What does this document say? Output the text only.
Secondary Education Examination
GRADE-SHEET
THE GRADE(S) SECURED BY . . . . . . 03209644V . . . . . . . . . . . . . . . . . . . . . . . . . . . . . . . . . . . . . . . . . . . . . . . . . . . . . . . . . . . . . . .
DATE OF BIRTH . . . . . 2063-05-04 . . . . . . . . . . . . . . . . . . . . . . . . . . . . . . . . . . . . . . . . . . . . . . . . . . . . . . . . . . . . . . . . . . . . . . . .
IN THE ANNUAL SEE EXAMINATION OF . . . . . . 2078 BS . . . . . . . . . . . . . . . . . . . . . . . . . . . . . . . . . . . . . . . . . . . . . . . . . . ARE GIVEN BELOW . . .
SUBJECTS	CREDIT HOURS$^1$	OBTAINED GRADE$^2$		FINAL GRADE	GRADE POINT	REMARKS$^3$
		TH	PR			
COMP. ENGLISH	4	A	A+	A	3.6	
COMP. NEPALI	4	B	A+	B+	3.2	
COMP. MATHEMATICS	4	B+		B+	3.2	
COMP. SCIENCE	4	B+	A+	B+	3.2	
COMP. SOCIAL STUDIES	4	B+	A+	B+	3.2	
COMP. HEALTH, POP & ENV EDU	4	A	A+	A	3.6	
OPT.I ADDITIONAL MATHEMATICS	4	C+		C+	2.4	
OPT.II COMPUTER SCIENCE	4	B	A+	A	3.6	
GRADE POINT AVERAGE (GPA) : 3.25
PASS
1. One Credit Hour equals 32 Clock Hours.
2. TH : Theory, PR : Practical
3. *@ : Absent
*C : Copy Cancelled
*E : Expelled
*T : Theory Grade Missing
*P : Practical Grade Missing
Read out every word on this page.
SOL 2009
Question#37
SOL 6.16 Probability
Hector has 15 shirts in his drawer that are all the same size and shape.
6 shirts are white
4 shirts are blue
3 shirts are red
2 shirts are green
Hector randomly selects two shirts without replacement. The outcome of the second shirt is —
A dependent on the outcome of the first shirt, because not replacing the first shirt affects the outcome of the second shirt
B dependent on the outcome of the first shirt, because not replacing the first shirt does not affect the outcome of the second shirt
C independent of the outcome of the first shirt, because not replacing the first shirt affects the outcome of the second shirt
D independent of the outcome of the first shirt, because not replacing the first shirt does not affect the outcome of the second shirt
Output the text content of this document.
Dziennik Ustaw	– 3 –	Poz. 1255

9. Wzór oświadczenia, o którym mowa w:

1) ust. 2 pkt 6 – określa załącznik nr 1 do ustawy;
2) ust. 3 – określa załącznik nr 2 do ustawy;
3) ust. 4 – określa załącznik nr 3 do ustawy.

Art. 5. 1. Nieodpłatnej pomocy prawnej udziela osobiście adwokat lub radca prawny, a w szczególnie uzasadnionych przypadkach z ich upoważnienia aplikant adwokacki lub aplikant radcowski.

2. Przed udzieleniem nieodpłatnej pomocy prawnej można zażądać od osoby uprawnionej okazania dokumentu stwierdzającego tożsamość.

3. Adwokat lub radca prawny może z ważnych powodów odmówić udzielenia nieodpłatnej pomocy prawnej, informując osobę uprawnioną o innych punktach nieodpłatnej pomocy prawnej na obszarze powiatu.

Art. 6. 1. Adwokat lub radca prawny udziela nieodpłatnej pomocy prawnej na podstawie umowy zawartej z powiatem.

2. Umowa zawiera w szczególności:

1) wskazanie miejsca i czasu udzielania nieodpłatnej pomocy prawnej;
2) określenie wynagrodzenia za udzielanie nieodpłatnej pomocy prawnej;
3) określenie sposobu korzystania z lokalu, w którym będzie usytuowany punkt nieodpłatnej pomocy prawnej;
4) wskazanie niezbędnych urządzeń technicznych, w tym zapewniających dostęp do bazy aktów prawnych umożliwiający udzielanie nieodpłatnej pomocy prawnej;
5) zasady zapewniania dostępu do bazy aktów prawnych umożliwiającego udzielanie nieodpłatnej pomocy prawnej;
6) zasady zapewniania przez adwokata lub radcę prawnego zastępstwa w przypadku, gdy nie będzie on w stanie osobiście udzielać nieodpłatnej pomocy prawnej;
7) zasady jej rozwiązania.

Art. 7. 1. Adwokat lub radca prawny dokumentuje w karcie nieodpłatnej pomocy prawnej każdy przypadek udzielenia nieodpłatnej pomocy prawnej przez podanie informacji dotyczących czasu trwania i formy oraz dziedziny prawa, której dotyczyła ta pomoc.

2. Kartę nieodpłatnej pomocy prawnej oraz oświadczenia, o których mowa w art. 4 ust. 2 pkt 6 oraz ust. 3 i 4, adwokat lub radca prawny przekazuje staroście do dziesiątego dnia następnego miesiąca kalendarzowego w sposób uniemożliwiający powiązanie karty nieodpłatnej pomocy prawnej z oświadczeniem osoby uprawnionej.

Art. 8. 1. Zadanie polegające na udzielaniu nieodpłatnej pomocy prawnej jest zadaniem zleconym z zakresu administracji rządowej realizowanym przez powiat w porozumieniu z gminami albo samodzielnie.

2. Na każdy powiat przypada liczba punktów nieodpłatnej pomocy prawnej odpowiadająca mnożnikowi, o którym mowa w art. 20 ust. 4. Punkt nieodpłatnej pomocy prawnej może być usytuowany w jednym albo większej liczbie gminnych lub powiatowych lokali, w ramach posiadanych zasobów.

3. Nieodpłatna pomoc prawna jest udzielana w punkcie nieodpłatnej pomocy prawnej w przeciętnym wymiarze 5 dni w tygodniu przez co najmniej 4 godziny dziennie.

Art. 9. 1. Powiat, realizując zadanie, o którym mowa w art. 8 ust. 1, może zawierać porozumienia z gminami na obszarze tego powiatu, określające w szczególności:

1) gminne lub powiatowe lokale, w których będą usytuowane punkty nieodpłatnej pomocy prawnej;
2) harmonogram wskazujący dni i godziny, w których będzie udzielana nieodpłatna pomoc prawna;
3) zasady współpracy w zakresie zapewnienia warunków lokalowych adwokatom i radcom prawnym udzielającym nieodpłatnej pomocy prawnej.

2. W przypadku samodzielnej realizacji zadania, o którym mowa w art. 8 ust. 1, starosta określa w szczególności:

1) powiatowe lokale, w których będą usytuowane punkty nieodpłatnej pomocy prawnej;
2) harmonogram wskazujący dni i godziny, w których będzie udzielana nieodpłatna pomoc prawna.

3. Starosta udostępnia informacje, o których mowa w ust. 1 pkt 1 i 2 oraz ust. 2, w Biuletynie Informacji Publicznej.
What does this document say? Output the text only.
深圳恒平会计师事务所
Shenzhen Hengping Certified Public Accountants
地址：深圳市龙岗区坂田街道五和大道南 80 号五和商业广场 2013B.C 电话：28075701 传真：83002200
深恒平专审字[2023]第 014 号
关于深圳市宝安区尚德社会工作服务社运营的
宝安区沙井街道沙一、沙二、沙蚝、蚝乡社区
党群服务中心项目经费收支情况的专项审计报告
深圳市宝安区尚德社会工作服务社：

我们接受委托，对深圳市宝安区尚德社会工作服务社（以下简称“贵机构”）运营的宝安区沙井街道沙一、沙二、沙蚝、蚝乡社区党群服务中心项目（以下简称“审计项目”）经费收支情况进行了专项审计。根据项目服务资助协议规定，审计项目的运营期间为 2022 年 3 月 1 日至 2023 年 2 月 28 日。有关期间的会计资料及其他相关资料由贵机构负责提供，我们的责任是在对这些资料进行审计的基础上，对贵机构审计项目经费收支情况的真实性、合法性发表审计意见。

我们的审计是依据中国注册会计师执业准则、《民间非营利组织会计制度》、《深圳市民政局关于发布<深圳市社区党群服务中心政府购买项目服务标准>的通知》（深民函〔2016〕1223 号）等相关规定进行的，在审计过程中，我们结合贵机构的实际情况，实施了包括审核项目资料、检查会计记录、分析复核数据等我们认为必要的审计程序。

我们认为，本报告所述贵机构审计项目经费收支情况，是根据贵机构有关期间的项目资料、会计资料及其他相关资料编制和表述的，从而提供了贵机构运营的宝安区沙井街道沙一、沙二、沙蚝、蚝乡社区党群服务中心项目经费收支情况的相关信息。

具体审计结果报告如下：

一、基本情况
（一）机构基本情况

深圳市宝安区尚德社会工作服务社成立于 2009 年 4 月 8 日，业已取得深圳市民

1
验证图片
....................
• To do: Each line in the listing above that contains "udzielanie" should be copied.

• Full solution:
2) określenie wynagrodzenia za udzielanie nieodpłatnej pomocy prawnej;
4) wskazanie niezbędnych urządzeń technicznych, w tym zapewniających dostęp do bazy aktów prawnych umożliwiający udzielanie nieodpłatnej pomocy prawnej;
5) zasady zapewniania dostępu do bazy aktów prawnych umożliwiającego udzielanie nieodpłatnej pomocy prawnej;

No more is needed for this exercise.